Each line containing the word "JSON" must be reported.

****************

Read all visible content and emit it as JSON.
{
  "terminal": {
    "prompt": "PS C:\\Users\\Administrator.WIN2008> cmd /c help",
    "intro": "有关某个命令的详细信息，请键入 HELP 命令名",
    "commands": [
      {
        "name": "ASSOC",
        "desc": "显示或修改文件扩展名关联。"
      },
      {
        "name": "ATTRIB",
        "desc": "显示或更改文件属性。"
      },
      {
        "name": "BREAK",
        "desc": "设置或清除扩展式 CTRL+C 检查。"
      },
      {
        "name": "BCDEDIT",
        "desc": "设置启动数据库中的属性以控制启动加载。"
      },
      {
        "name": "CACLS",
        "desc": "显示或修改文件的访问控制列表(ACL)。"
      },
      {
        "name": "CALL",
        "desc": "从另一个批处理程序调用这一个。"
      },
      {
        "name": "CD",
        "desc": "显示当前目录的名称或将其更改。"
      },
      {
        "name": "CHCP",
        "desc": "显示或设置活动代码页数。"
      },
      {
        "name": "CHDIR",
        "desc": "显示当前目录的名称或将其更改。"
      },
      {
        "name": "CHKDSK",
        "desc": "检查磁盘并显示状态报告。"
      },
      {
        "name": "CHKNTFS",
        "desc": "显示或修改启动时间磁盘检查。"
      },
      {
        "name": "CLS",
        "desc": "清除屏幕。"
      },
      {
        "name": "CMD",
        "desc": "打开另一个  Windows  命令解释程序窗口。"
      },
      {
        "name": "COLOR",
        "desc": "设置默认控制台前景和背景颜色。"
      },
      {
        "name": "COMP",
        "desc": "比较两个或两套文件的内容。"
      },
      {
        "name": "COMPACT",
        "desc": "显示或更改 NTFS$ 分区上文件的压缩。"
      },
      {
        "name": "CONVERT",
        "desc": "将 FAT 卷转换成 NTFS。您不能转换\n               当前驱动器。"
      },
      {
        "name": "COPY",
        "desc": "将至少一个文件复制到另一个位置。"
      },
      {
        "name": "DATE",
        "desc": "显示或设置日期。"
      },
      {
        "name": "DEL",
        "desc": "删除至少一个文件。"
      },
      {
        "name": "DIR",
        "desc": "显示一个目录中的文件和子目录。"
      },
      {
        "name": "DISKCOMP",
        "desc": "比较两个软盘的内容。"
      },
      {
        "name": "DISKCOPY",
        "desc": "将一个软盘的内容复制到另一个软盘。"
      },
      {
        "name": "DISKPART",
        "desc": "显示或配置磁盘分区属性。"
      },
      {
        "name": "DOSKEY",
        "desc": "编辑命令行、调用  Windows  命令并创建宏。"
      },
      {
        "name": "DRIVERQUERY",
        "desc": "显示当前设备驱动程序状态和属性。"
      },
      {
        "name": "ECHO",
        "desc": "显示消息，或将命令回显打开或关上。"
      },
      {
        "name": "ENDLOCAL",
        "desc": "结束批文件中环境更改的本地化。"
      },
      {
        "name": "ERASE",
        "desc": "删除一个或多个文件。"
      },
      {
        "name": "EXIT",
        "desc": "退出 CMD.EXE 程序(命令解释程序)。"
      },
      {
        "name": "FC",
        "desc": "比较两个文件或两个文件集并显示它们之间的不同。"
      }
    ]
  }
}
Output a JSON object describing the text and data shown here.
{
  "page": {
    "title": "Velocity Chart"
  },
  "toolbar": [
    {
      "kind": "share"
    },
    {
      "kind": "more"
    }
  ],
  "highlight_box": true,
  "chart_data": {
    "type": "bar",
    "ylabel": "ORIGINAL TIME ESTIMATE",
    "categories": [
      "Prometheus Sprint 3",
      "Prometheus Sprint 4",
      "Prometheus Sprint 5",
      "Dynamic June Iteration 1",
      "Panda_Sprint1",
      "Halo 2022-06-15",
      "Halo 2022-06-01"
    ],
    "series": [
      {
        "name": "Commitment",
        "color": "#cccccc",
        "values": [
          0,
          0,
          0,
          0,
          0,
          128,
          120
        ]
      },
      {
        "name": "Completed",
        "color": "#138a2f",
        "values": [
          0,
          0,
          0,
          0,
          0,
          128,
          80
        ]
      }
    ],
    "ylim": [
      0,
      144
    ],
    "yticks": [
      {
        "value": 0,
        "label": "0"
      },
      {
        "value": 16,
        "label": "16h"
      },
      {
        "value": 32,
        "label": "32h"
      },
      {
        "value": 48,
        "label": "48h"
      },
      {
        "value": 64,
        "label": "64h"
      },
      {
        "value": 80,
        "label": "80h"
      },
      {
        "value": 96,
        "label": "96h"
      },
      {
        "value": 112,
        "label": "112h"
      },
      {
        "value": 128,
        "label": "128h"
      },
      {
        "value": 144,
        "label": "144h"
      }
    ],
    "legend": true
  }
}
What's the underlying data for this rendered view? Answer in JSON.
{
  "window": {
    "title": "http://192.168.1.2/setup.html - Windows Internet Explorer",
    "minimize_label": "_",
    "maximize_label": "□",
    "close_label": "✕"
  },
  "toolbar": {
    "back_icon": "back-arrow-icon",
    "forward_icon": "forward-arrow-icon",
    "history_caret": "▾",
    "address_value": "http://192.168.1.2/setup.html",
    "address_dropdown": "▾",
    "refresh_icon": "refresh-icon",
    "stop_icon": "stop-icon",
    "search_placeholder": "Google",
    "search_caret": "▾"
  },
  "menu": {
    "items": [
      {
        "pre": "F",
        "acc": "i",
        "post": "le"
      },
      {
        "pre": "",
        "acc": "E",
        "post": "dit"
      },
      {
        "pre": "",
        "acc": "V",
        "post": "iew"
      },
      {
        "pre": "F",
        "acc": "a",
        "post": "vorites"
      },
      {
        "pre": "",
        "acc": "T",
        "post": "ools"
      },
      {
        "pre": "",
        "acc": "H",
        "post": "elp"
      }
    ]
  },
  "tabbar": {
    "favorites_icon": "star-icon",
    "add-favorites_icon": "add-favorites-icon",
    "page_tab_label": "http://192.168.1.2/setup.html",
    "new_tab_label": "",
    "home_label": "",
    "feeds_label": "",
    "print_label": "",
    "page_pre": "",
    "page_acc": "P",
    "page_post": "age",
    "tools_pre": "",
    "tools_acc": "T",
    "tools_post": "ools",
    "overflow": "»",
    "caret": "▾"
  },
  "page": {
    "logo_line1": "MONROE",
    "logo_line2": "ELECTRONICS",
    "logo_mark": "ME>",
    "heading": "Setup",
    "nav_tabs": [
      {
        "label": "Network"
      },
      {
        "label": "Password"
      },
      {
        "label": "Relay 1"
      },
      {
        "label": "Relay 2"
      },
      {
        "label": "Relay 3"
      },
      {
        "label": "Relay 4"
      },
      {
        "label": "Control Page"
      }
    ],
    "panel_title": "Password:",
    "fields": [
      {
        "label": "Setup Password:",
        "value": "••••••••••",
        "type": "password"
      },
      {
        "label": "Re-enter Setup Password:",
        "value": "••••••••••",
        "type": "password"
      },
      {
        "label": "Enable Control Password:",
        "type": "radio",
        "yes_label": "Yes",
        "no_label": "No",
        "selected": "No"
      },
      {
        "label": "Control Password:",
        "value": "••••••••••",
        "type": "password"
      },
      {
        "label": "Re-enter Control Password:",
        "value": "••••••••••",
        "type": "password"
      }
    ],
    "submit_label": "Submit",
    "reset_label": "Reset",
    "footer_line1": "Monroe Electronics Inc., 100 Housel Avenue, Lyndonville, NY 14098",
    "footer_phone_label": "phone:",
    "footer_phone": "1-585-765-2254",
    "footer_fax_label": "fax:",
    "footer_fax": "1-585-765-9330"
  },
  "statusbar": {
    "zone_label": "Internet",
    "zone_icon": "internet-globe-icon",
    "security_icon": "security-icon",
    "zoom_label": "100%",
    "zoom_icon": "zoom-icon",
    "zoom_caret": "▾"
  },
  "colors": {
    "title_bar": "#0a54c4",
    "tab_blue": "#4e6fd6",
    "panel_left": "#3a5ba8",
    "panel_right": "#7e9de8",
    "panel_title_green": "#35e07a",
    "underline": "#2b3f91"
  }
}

****************

▸ **Written response**
Read all visible content and emit it as JSON.
Output a JSON object describing the text and data shown here.
What's the underlying data for this rendered view? Answer in JSON.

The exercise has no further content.